**Objective**
Copy every entry exactly.

----- Source material

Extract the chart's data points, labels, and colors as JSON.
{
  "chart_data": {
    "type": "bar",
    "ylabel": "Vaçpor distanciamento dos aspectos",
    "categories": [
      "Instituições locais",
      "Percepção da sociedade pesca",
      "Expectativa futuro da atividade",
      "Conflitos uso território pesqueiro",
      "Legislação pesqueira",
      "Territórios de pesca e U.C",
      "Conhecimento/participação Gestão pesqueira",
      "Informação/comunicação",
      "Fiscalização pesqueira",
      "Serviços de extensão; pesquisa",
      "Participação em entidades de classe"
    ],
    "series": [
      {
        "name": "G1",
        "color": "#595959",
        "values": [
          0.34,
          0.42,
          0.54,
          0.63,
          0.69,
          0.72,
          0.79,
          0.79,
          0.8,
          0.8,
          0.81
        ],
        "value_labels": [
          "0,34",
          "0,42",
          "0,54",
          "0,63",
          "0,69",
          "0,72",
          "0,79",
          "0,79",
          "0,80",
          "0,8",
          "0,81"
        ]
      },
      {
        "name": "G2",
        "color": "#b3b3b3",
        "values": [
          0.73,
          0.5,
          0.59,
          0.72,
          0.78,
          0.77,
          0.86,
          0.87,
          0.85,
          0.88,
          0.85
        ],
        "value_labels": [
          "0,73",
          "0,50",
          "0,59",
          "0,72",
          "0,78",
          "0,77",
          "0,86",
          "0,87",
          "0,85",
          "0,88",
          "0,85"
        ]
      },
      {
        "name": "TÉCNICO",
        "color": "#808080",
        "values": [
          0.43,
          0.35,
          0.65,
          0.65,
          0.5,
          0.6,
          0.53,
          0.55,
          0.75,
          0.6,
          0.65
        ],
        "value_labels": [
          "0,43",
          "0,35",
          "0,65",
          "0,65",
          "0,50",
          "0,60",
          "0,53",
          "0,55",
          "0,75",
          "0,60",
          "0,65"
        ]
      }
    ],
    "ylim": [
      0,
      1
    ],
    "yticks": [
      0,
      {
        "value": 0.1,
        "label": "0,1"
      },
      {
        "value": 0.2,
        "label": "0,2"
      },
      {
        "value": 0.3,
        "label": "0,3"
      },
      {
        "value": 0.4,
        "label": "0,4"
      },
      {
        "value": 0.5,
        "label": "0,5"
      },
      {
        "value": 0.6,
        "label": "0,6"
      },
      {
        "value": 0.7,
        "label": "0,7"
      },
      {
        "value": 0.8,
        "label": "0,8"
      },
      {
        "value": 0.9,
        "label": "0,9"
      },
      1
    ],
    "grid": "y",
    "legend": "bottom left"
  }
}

----------

**Reply to the exercise**
Extract the chart's data points, labels, and colors as JSON.
{
  "chart_data": {
    "type": "bar",
    "ylabel": "Vaçpor distanciamento dos aspectos",
    "categories": [
      "Instituições locais",
      "Percepção da sociedade pesca",
      "Expectativa futuro da atividade",
      "Conflitos uso território pesqueiro",
      "Legislação pesqueira",
      "Territórios de pesca e U.C",
      "Conhecimento/participação Gestão pesqueira",
      "Informação/comunicação",
      "Fiscalização pesqueira",
      "Serviços de extensão; pesquisa",
      "Participação em entidades de classe"
    ],
    "series": [
      {
        "name": "G1",
        "color": "#595959",
        "values": [
          0.34,
          0.42,
          0.54,
          0.63,
          0.69,
          0.72,
          0.79,
          0.79,
          0.8,
          0.8,
          0.81
        ],
        "value_labels": [
          "0,34",
          "0,42",
          "0,54",
          "0,63",
          "0,69",
          "0,72",
          "0,79",
          "0,79",
          "0,80",
          "0,8",
          "0,81"
        ]
      },
      {
        "name": "G2",
        "color": "#b3b3b3",
        "values": [
          0.73,
          0.5,
          0.59,
          0.72,
          0.78,
          0.77,
          0.86,
          0.87,
          0.85,
          0.88,
          0.85
        ],
        "value_labels": [
          "0,73",
          "0,50",
          "0,59",
          "0,72",
          "0,78",
          "0,77",
          "0,86",
          "0,87",
          "0,85",
          "0,88",
          "0,85"
        ]
      },
      {
        "name": "TÉCNICO",
        "color": "#808080",
        "values": [
          0.43,
          0.35,
          0.65,
          0.65,
          0.5,
          0.6,
          0.53,
          0.55,
          0.75,
          0.6,
          0.65
        ],
        "value_labels": [
          "0,43",
          "0,35",
          "0,65",
          "0,65",
          "0,50",
          "0,60",
          "0,53",
          "0,55",
          "0,75",
          "0,60",
          "0,65"
        ]
      }
    ],
    "ylim": [
      0,
      1
    ],
    "yticks": [
      0,
      {
        "value": 0.1,
        "label": "0,1"
      },
      {
        "value": 0.2,
        "label": "0,2"
      },
      {
        "value": 0.3,
        "label": "0,3"
      },
      {
        "value": 0.4,
        "label": "0,4"
      },
      {
        "value": 0.5,
        "label": "0,5"
      },
      {
        "value": 0.6,
        "label": "0,6"
      },
      {
        "value": 0.7,
        "label": "0,7"
      },
      {
        "value": 0.8,
        "label": "0,8"
      },
      {
        "value": 0.9,
        "label": "0,9"
      },
      1
    ],
    "grid": "y",
    "legend": "bottom left"
  }
}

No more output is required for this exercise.